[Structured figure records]
* * * * * * *
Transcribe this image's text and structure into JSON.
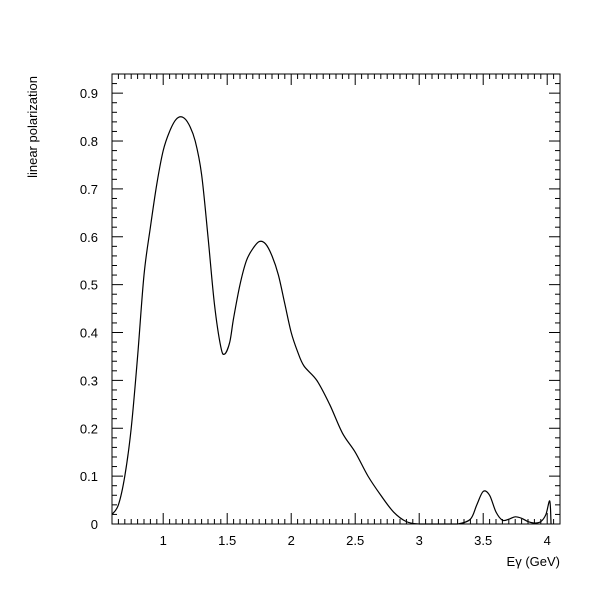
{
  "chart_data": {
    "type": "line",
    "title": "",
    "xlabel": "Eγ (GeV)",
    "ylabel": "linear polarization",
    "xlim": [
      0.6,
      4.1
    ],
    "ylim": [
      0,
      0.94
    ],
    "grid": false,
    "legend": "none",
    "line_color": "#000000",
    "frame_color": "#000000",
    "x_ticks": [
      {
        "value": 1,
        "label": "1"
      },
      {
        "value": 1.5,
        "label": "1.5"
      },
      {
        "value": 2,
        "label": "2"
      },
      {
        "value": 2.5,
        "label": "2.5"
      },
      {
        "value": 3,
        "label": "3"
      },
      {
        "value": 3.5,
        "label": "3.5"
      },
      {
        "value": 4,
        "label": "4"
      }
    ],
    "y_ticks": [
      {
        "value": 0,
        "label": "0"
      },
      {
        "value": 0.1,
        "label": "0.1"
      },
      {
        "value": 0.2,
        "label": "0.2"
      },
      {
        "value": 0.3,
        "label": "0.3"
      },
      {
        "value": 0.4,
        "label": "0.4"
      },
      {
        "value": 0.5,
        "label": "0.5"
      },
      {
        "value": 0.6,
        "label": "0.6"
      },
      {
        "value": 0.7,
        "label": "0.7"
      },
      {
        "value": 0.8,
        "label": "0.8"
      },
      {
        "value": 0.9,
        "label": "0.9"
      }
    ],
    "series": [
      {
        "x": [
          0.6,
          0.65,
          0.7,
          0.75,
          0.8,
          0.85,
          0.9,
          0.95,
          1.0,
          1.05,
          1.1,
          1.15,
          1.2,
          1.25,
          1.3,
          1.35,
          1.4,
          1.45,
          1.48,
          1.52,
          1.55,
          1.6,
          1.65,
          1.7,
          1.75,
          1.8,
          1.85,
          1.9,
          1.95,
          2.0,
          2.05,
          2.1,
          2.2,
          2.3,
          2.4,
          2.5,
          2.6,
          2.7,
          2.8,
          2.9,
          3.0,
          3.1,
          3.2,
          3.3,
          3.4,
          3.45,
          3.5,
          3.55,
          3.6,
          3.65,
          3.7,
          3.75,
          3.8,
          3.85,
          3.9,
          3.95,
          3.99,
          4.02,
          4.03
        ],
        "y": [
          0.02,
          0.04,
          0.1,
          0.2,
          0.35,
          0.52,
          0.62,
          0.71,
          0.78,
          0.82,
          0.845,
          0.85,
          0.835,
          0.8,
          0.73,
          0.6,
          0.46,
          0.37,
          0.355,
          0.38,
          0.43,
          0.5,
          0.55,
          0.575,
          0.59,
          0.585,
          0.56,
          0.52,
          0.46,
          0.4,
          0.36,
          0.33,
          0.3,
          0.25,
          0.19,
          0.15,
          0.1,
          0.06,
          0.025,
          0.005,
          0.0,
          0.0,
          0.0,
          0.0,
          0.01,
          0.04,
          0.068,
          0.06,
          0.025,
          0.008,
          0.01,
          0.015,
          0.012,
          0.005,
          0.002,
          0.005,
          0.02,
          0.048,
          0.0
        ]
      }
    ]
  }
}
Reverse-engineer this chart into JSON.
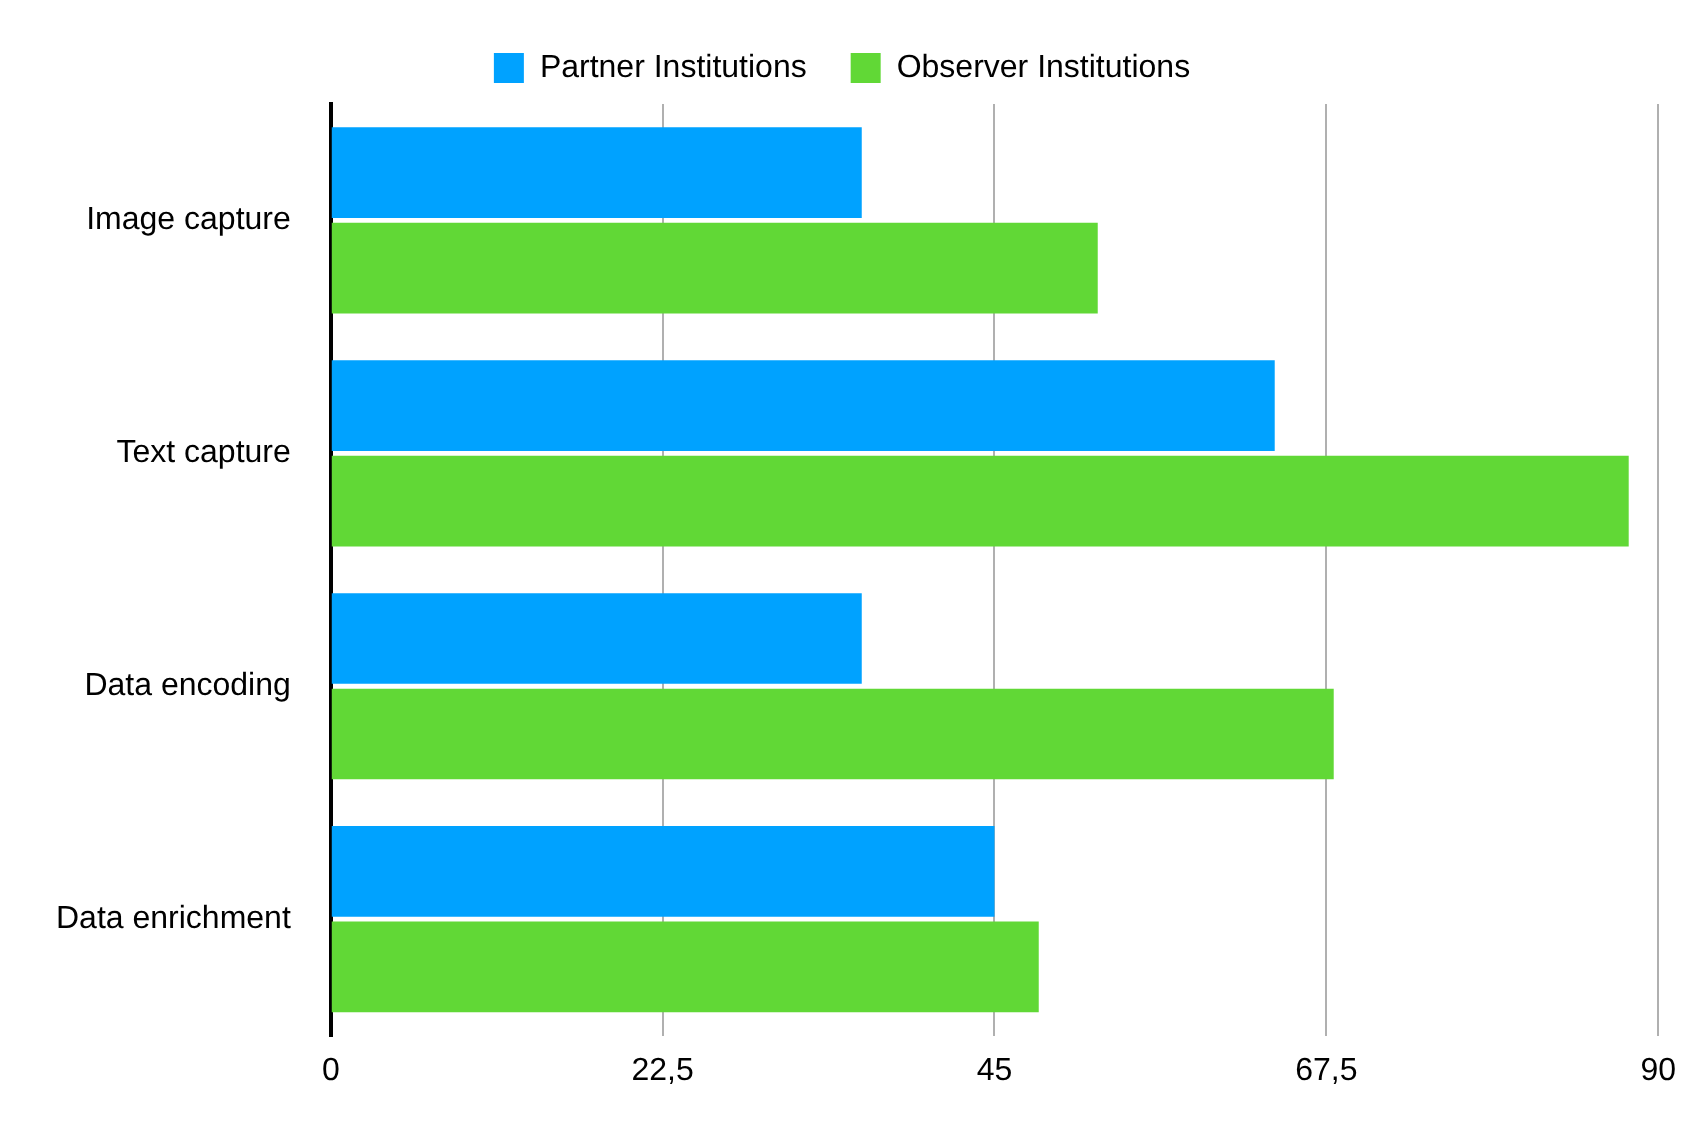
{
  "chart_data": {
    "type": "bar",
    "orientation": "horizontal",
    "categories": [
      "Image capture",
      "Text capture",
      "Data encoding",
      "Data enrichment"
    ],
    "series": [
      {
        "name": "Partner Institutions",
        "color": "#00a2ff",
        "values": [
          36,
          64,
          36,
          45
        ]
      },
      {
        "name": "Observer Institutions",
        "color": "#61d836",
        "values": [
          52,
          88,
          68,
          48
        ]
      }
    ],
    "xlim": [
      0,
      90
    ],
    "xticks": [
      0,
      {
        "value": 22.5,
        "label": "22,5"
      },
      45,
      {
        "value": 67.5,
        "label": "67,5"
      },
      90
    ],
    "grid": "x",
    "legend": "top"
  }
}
* * * * * * *
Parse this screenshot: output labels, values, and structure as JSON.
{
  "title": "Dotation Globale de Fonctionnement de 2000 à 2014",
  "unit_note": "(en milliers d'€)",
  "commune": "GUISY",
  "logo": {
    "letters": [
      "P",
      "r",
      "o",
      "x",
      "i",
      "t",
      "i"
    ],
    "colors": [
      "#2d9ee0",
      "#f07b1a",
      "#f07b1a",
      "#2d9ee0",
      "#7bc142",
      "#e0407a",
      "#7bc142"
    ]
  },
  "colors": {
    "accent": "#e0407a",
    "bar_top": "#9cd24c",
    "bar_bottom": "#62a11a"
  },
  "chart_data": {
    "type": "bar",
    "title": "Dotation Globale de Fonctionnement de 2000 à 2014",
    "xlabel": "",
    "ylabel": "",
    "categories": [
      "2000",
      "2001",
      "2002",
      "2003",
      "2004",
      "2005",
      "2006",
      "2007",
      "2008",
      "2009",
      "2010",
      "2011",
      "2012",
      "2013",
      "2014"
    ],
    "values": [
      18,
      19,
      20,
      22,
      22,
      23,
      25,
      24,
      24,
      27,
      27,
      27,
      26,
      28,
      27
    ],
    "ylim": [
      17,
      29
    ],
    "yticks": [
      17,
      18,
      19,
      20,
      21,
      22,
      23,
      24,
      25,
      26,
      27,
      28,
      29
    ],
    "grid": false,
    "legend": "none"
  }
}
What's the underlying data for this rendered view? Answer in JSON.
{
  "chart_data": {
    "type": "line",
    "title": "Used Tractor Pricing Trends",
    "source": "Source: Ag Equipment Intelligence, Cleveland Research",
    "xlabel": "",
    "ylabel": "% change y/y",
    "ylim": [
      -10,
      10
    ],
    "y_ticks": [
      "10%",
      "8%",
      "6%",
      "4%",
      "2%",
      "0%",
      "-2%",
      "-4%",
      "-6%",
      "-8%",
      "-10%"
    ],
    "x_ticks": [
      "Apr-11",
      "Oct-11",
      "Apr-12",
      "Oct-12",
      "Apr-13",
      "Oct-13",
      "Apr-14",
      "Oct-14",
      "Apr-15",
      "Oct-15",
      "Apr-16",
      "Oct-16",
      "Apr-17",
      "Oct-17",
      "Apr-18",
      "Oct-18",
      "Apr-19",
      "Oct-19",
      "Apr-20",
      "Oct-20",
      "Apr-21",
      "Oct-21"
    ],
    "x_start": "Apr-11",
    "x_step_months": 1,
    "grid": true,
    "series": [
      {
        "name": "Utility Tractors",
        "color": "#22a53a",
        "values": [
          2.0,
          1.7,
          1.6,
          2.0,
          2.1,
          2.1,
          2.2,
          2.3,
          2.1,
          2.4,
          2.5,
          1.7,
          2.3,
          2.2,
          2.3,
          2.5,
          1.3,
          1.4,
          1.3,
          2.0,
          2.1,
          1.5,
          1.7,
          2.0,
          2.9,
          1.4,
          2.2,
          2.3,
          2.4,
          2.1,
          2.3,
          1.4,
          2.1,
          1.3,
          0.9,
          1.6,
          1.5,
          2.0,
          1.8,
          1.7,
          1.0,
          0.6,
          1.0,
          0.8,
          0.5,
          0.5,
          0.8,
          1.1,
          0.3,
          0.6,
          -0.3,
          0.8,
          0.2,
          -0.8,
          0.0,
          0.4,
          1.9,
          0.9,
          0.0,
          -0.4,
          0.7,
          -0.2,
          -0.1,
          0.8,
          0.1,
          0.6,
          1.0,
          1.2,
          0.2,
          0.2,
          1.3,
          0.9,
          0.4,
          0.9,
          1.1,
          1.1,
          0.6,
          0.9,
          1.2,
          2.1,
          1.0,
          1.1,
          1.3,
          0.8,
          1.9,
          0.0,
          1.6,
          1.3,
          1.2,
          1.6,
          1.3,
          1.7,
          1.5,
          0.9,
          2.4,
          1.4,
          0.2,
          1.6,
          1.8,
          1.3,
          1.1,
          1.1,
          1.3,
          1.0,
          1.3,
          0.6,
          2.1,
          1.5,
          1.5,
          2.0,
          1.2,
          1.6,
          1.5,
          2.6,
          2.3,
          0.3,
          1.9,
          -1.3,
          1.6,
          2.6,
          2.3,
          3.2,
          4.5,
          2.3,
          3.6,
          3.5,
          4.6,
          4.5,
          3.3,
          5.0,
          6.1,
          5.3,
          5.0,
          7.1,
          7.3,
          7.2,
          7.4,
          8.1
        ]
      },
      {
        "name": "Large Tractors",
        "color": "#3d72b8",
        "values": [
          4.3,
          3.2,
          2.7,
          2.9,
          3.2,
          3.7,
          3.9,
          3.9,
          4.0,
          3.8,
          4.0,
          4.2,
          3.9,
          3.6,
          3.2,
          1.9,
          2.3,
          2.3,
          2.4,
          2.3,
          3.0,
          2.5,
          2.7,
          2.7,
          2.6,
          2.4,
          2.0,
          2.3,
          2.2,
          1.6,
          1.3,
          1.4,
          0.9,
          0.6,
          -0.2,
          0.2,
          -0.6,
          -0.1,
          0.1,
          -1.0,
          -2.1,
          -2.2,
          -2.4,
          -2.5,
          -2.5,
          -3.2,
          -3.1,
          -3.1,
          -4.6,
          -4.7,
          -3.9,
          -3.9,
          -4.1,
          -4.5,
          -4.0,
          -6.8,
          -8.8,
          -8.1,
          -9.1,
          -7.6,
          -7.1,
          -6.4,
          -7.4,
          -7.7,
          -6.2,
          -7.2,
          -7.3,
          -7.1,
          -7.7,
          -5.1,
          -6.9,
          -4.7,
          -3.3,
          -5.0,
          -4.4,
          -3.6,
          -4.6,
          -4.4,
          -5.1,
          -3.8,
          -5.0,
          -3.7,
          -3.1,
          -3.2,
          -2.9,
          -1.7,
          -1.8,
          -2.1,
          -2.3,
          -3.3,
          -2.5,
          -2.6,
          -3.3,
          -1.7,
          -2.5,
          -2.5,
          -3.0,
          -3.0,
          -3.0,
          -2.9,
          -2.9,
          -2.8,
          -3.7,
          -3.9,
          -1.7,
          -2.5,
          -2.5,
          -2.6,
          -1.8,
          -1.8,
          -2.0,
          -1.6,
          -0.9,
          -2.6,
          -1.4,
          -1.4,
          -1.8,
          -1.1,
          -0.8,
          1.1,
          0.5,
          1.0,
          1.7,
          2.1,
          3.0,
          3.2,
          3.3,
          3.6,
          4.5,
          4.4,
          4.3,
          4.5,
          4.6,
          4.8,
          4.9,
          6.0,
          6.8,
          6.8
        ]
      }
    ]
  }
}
* * * * * * *
**What you are asked to do**:
Working from the listing above, pick out every line that has "JSON" and copy it.

**Exercise answer**:
Transcribe this image's text and structure into JSON.
Reverse-engineer this chart into JSON.
Parse this screenshot: output labels, values, and structure as JSON.
What's the underlying data for this rendered view? Answer in JSON.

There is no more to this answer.